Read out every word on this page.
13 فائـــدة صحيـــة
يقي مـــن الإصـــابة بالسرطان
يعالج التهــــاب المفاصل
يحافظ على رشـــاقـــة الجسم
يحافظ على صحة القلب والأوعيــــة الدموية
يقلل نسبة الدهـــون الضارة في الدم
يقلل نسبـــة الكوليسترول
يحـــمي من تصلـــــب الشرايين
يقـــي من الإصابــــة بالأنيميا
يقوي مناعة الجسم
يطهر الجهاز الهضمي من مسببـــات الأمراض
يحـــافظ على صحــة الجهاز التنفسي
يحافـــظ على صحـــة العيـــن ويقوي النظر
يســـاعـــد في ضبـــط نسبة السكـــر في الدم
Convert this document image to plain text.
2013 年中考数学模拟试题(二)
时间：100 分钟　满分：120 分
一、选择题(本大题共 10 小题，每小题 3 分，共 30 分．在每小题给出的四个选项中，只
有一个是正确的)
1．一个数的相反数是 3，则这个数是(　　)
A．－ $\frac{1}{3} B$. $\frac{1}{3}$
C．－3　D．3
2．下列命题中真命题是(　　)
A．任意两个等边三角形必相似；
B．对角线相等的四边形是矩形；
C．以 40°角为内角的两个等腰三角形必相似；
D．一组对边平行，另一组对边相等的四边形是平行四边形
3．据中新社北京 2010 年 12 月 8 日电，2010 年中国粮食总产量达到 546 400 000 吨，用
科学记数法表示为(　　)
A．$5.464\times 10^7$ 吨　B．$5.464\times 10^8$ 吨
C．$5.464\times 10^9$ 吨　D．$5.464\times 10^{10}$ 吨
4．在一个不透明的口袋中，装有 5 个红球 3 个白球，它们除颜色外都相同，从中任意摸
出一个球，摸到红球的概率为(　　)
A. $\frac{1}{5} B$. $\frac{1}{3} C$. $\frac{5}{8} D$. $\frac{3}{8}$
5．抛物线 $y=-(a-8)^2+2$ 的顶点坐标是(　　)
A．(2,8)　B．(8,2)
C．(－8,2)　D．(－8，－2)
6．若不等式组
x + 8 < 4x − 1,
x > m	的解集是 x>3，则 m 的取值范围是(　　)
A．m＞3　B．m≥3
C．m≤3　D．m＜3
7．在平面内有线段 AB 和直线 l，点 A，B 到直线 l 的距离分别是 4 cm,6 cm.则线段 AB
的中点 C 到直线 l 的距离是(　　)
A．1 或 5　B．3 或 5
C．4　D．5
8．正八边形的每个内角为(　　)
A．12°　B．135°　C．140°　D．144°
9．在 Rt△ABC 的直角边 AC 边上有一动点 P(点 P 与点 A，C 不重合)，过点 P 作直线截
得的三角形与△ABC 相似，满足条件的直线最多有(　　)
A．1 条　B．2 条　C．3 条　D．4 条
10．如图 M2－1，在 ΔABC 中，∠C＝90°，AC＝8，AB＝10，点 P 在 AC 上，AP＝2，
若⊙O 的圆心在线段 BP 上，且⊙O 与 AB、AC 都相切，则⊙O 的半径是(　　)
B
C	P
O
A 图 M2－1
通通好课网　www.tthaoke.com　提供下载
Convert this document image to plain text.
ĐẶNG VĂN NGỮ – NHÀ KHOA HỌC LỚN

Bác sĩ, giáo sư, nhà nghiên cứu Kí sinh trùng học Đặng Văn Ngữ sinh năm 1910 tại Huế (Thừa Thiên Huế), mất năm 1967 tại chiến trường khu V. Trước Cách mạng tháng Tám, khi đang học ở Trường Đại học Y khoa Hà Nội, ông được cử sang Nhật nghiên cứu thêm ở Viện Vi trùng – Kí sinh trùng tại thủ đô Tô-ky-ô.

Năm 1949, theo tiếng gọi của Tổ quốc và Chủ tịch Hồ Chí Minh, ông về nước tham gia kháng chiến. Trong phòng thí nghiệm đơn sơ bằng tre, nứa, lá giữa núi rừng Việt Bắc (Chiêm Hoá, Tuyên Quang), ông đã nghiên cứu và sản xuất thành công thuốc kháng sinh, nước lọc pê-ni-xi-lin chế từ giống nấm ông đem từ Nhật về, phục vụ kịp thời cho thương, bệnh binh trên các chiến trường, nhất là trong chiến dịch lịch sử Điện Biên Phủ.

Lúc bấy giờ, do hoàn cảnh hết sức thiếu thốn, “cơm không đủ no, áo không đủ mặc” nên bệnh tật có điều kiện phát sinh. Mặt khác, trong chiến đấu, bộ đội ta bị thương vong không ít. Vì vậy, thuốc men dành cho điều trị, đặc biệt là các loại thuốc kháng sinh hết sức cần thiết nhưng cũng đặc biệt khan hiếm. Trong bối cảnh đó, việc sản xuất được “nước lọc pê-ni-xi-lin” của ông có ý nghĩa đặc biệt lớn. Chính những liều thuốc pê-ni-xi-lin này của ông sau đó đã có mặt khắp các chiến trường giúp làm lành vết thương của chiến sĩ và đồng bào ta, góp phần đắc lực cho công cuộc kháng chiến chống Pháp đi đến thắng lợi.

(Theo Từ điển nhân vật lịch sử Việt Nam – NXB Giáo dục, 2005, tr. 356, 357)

────

• _GIVEN TASK_
Gather each line of the records holding the string "يقلل".

• _EXERCISE RESULT_
يقلل نسبة الدهـــون الضارة في الدم
يقلل نسبـــة الكوليسترول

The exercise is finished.